WHAT TO WORK ON: Return the listing below unchanged, minus its pictures.

INFORMATION SUPPLIED:
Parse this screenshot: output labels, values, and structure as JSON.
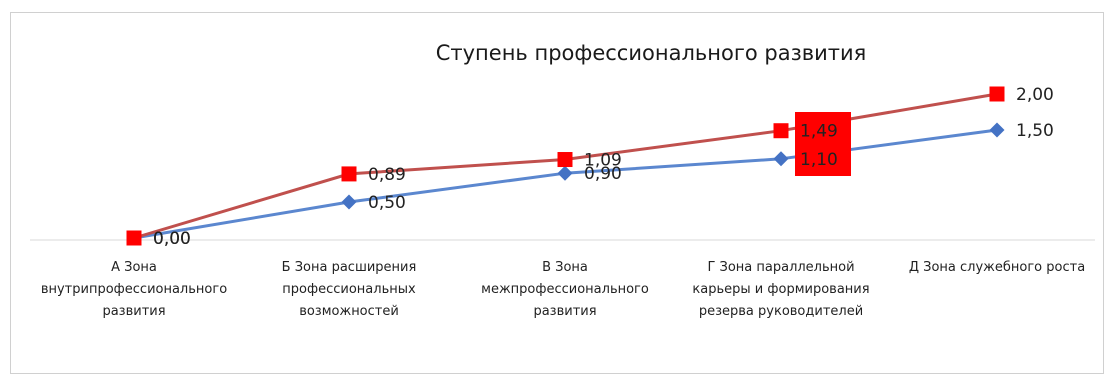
{
  "chart_data": {
    "type": "line",
    "title": "Ступень профессионального развития",
    "categories": [
      "А Зона внутрипрофессионального развития",
      "Б Зона расширения профессиональных возможностей",
      "В Зона межпрофессионального развития",
      "Г Зона  параллельной карьеры и формирования резерва руководителей",
      "Д Зона служебного роста"
    ],
    "category_lines": [
      [
        "А Зона",
        "внутрипрофессионального",
        "развития"
      ],
      [
        "Б Зона расширения",
        "профессиональных",
        "возможностей"
      ],
      [
        "В Зона",
        "межпрофессионального",
        "развития"
      ],
      [
        "Г Зона  параллельной",
        "карьеры и формирования",
        "резерва руководителей"
      ],
      [
        "Д Зона служебного роста"
      ]
    ],
    "series": [
      {
        "values": [
          0.0,
          0.5,
          0.9,
          1.1,
          1.5
        ],
        "labels": [
          "0,00",
          "0,50",
          "0,90",
          "1,10",
          "1,50"
        ],
        "color": "#4472c4",
        "line_color": "#5b87cf",
        "marker": "diamond"
      },
      {
        "values": [
          0.0,
          0.89,
          1.09,
          1.49,
          2.0
        ],
        "labels": [
          "0,00",
          "0,89",
          "1,09",
          "1,49",
          "2,00"
        ],
        "color": "#ff0000",
        "line_color": "#c0504d",
        "marker": "square"
      }
    ],
    "highlight_box_color": "#ff0000",
    "ylim": [
      0,
      2.0
    ],
    "grid": false,
    "legend": "none"
  }
}
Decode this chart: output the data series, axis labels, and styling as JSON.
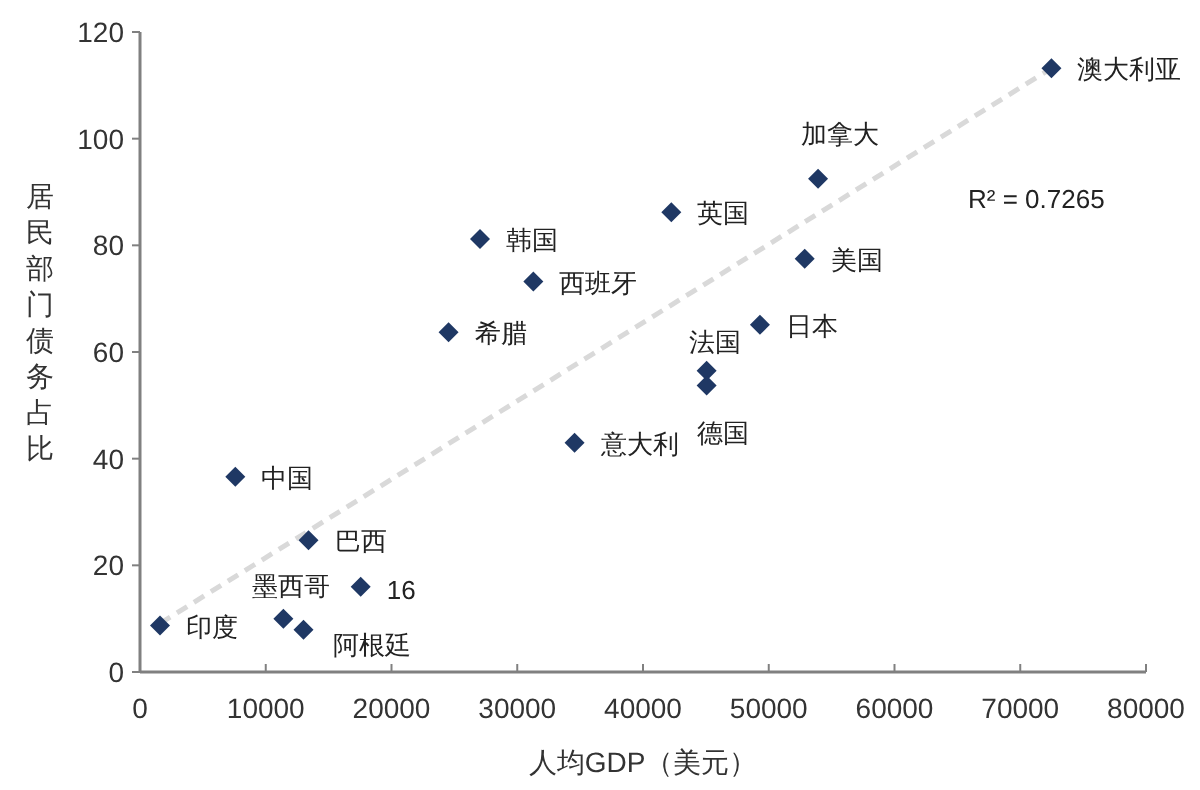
{
  "chart_data": {
    "type": "scatter",
    "xlabel": "人均GDP（美元）",
    "ylabel": "居民部门债务占比",
    "xlim": [
      0,
      80000
    ],
    "ylim": [
      0,
      120
    ],
    "xticks": [
      0,
      10000,
      20000,
      30000,
      40000,
      50000,
      60000,
      70000,
      80000
    ],
    "yticks": [
      0,
      20,
      40,
      60,
      80,
      100,
      120
    ],
    "grid": false,
    "marker": "diamond",
    "series": [
      {
        "color": "#1f3864",
        "x": [
          1590,
          7580,
          13400,
          11400,
          13000,
          17550,
          34560,
          27040,
          31280,
          24540,
          42250,
          53920,
          52860,
          49300,
          45060,
          45060,
          72480
        ],
        "values": [
          8.7,
          36.6,
          24.7,
          10.0,
          7.9,
          16.0,
          43,
          81.2,
          73.2,
          63.7,
          86.2,
          92.5,
          77.5,
          65.1,
          56.5,
          53.7,
          113.2
        ]
      },
      {
        "type": "line",
        "marker": "none",
        "color": "#d9d9d9",
        "line_style": "dashed",
        "x": [
          1590,
          72480
        ],
        "values": [
          9.1,
          113.2
        ]
      }
    ],
    "annotations": [
      {
        "text": "印度",
        "x": 1590,
        "y": 8.7
      },
      {
        "text": "中国",
        "x": 7580,
        "y": 36.6
      },
      {
        "text": "巴西",
        "x": 13400,
        "y": 24.7
      },
      {
        "text": "墨西哥",
        "x": 11400,
        "y": 10.0
      },
      {
        "text": "阿根廷",
        "x": 13000,
        "y": 7.9
      },
      {
        "text": "16",
        "x": 17550,
        "y": 16.0
      },
      {
        "text": "意大利",
        "x": 34560,
        "y": 43
      },
      {
        "text": "韩国",
        "x": 27040,
        "y": 81.2
      },
      {
        "text": "西班牙",
        "x": 31280,
        "y": 73.2
      },
      {
        "text": "希腊",
        "x": 24540,
        "y": 63.7
      },
      {
        "text": "英国",
        "x": 42250,
        "y": 86.2
      },
      {
        "text": "加拿大",
        "x": 53920,
        "y": 92.5
      },
      {
        "text": "美国",
        "x": 52860,
        "y": 77.5
      },
      {
        "text": "日本",
        "x": 49300,
        "y": 65.1
      },
      {
        "text": "法国",
        "x": 45060,
        "y": 56.5
      },
      {
        "text": "德国",
        "x": 45060,
        "y": 53.7
      },
      {
        "text": "澳大利亚",
        "x": 72480,
        "y": 113.2
      },
      "R² = 0.7265"
    ]
  }
}
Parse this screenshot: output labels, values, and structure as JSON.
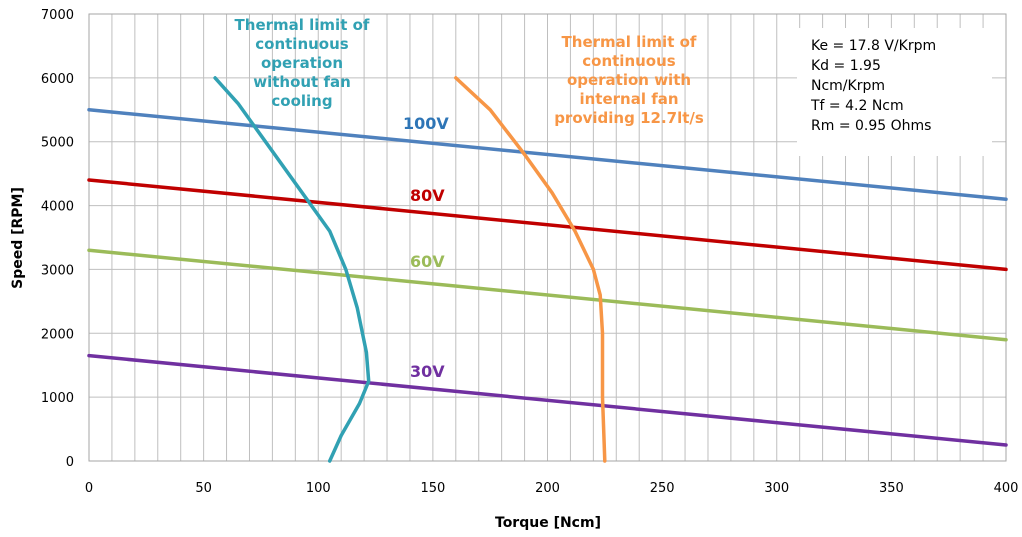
{
  "chart_data": {
    "type": "line",
    "title": "",
    "xlabel": "Torque [Ncm]",
    "ylabel": "Speed [RPM]",
    "xlim": [
      0,
      400
    ],
    "ylim": [
      0,
      7000
    ],
    "x_ticks": [
      "0",
      "50",
      "100",
      "150",
      "200",
      "250",
      "300",
      "350",
      "400"
    ],
    "y_ticks": [
      "0",
      "1000",
      "2000",
      "3000",
      "4000",
      "5000",
      "6000",
      "7000"
    ],
    "grid": "vertical every 10 Ncm, horizontal every 1000 RPM",
    "series": [
      {
        "name": "100V",
        "color": "#4f81bd",
        "x": [
          0,
          400
        ],
        "y": [
          5500,
          4100
        ]
      },
      {
        "name": "80V",
        "color": "#c00000",
        "x": [
          0,
          400
        ],
        "y": [
          4400,
          3000
        ]
      },
      {
        "name": "60V",
        "color": "#9bbb59",
        "x": [
          0,
          400
        ],
        "y": [
          3300,
          1900
        ]
      },
      {
        "name": "30V",
        "color": "#7030a0",
        "x": [
          0,
          400
        ],
        "y": [
          1650,
          250
        ]
      },
      {
        "name": "Thermal limit of continuous operation without fan cooling",
        "color": "#31a1b3",
        "x": [
          55,
          65,
          75,
          85,
          95,
          105,
          112,
          117,
          121,
          122,
          118,
          110,
          105
        ],
        "y": [
          6000,
          5600,
          5100,
          4600,
          4100,
          3600,
          3000,
          2400,
          1700,
          1250,
          900,
          400,
          0
        ]
      },
      {
        "name": "Thermal limit of continuous operation with internal fan providing 12.7lt/s",
        "color": "#f79646",
        "x": [
          160,
          175,
          190,
          202,
          212,
          220,
          223,
          224,
          224,
          225
        ],
        "y": [
          6000,
          5500,
          4800,
          4200,
          3600,
          3000,
          2600,
          2000,
          1000,
          0
        ]
      }
    ],
    "labels": {
      "v100": "100V",
      "v80": "80V",
      "v60": "60V",
      "v30": "30V",
      "thermal_nofan": [
        "Thermal limit of",
        "continuous",
        "operation",
        "without fan",
        "cooling"
      ],
      "thermal_fan": [
        "Thermal limit of",
        "continuous",
        "operation with",
        "internal fan",
        "providing 12.7lt/s"
      ]
    },
    "parameters": [
      "Ke = 17.8 V/Krpm",
      "Kd = 1.95",
      "Ncm/Krpm",
      "Tf = 4.2 Ncm",
      "Rm = 0.95 Ohms"
    ]
  }
}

IN RESPONSE:
Parse this screenshot: output labels, values, and structure as JSON.
{
  "chart_data": {
    "type": "line",
    "title": "Ступень профессионального развития",
    "categories": [
      "А Зона внутрипрофессионального развития",
      "Б Зона расширения профессиональных возможностей",
      "В Зона межпрофессионального развития",
      "Г Зона  параллельной карьеры и формирования резерва руководителей",
      "Д Зона служебного роста"
    ],
    "category_lines": [
      [
        "А Зона",
        "внутрипрофессионального",
        "развития"
      ],
      [
        "Б Зона расширения",
        "профессиональных",
        "возможностей"
      ],
      [
        "В Зона",
        "межпрофессионального",
        "развития"
      ],
      [
        "Г Зона  параллельной",
        "карьеры и формирования",
        "резерва руководителей"
      ],
      [
        "Д Зона служебного роста"
      ]
    ],
    "series": [
      {
        "values": [
          0.0,
          0.5,
          0.9,
          1.1,
          1.5
        ],
        "labels": [
          "0,00",
          "0,50",
          "0,90",
          "1,10",
          "1,50"
        ],
        "color": "#4472c4",
        "line_color": "#5b87cf",
        "marker": "diamond"
      },
      {
        "values": [
          0.0,
          0.89,
          1.09,
          1.49,
          2.0
        ],
        "labels": [
          "0,00",
          "0,89",
          "1,09",
          "1,49",
          "2,00"
        ],
        "color": "#ff0000",
        "line_color": "#c0504d",
        "marker": "square"
      }
    ],
    "highlight_box_color": "#ff0000",
    "ylim": [
      0,
      2.0
    ],
    "grid": false,
    "legend": "none"
  }
}
Decode this chart: output the data series, axis labels, and styling as JSON.
{
  "chart_data": {
    "type": "scatter",
    "xlabel": "人均GDP（美元）",
    "ylabel": "居民部门债务占比",
    "xlim": [
      0,
      80000
    ],
    "ylim": [
      0,
      120
    ],
    "xticks": [
      0,
      10000,
      20000,
      30000,
      40000,
      50000,
      60000,
      70000,
      80000
    ],
    "yticks": [
      0,
      20,
      40,
      60,
      80,
      100,
      120
    ],
    "grid": false,
    "marker": "diamond",
    "series": [
      {
        "color": "#1f3864",
        "x": [
          1590,
          7580,
          13400,
          11400,
          13000,
          17550,
          34560,
          27040,
          31280,
          24540,
          42250,
          53920,
          52860,
          49300,
          45060,
          45060,
          72480
        ],
        "values": [
          8.7,
          36.6,
          24.7,
          10.0,
          7.9,
          16.0,
          43,
          81.2,
          73.2,
          63.7,
          86.2,
          92.5,
          77.5,
          65.1,
          56.5,
          53.7,
          113.2
        ]
      },
      {
        "type": "line",
        "marker": "none",
        "color": "#d9d9d9",
        "line_style": "dashed",
        "x": [
          1590,
          72480
        ],
        "values": [
          9.1,
          113.2
        ]
      }
    ],
    "annotations": [
      {
        "text": "印度",
        "x": 1590,
        "y": 8.7
      },
      {
        "text": "中国",
        "x": 7580,
        "y": 36.6
      },
      {
        "text": "巴西",
        "x": 13400,
        "y": 24.7
      },
      {
        "text": "墨西哥",
        "x": 11400,
        "y": 10.0
      },
      {
        "text": "阿根廷",
        "x": 13000,
        "y": 7.9
      },
      {
        "text": "16",
        "x": 17550,
        "y": 16.0
      },
      {
        "text": "意大利",
        "x": 34560,
        "y": 43
      },
      {
        "text": "韩国",
        "x": 27040,
        "y": 81.2
      },
      {
        "text": "西班牙",
        "x": 31280,
        "y": 73.2
      },
      {
        "text": "希腊",
        "x": 24540,
        "y": 63.7
      },
      {
        "text": "英国",
        "x": 42250,
        "y": 86.2
      },
      {
        "text": "加拿大",
        "x": 53920,
        "y": 92.5
      },
      {
        "text": "美国",
        "x": 52860,
        "y": 77.5
      },
      {
        "text": "日本",
        "x": 49300,
        "y": 65.1
      },
      {
        "text": "法国",
        "x": 45060,
        "y": 56.5
      },
      {
        "text": "德国",
        "x": 45060,
        "y": 53.7
      },
      {
        "text": "澳大利亚",
        "x": 72480,
        "y": 113.2
      },
      "R² = 0.7265"
    ]
  }
}
Parse this screenshot: output labels, values, and structure as JSON.
{
  "chart_data": {
    "type": "line",
    "title": "",
    "xlabel": "Torque [Ncm]",
    "ylabel": "Speed [RPM]",
    "xlim": [
      0,
      400
    ],
    "ylim": [
      0,
      7000
    ],
    "x_ticks": [
      "0",
      "50",
      "100",
      "150",
      "200",
      "250",
      "300",
      "350",
      "400"
    ],
    "y_ticks": [
      "0",
      "1000",
      "2000",
      "3000",
      "4000",
      "5000",
      "6000",
      "7000"
    ],
    "grid": "vertical every 10 Ncm, horizontal every 1000 RPM",
    "series": [
      {
        "name": "100V",
        "color": "#4f81bd",
        "x": [
          0,
          400
        ],
        "y": [
          5500,
          4100
        ]
      },
      {
        "name": "80V",
        "color": "#c00000",
        "x": [
          0,
          400
        ],
        "y": [
          4400,
          3000
        ]
      },
      {
        "name": "60V",
        "color": "#9bbb59",
        "x": [
          0,
          400
        ],
        "y": [
          3300,
          1900
        ]
      },
      {
        "name": "30V",
        "color": "#7030a0",
        "x": [
          0,
          400
        ],
        "y": [
          1650,
          250
        ]
      },
      {
        "name": "Thermal limit of continuous operation without fan cooling",
        "color": "#31a1b3",
        "x": [
          55,
          65,
          75,
          85,
          95,
          105,
          112,
          117,
          121,
          122,
          118,
          110,
          105
        ],
        "y": [
          6000,
          5600,
          5100,
          4600,
          4100,
          3600,
          3000,
          2400,
          1700,
          1250,
          900,
          400,
          0
        ]
      },
      {
        "name": "Thermal limit of continuous operation with internal fan providing 12.7lt/s",
        "color": "#f79646",
        "x": [
          160,
          175,
          190,
          202,
          212,
          220,
          223,
          224,
          224,
          225
        ],
        "y": [
          6000,
          5500,
          4800,
          4200,
          3600,
          3000,
          2600,
          2000,
          1000,
          0
        ]
      }
    ],
    "labels": {
      "v100": "100V",
      "v80": "80V",
      "v60": "60V",
      "v30": "30V",
      "thermal_nofan": [
        "Thermal limit of",
        "continuous",
        "operation",
        "without fan",
        "cooling"
      ],
      "thermal_fan": [
        "Thermal limit of",
        "continuous",
        "operation with",
        "internal fan",
        "providing 12.7lt/s"
      ]
    },
    "parameters": [
      "Ke = 17.8 V/Krpm",
      "Kd = 1.95",
      "Ncm/Krpm",
      "Tf = 4.2 Ncm",
      "Rm = 0.95 Ohms"
    ]
  }
}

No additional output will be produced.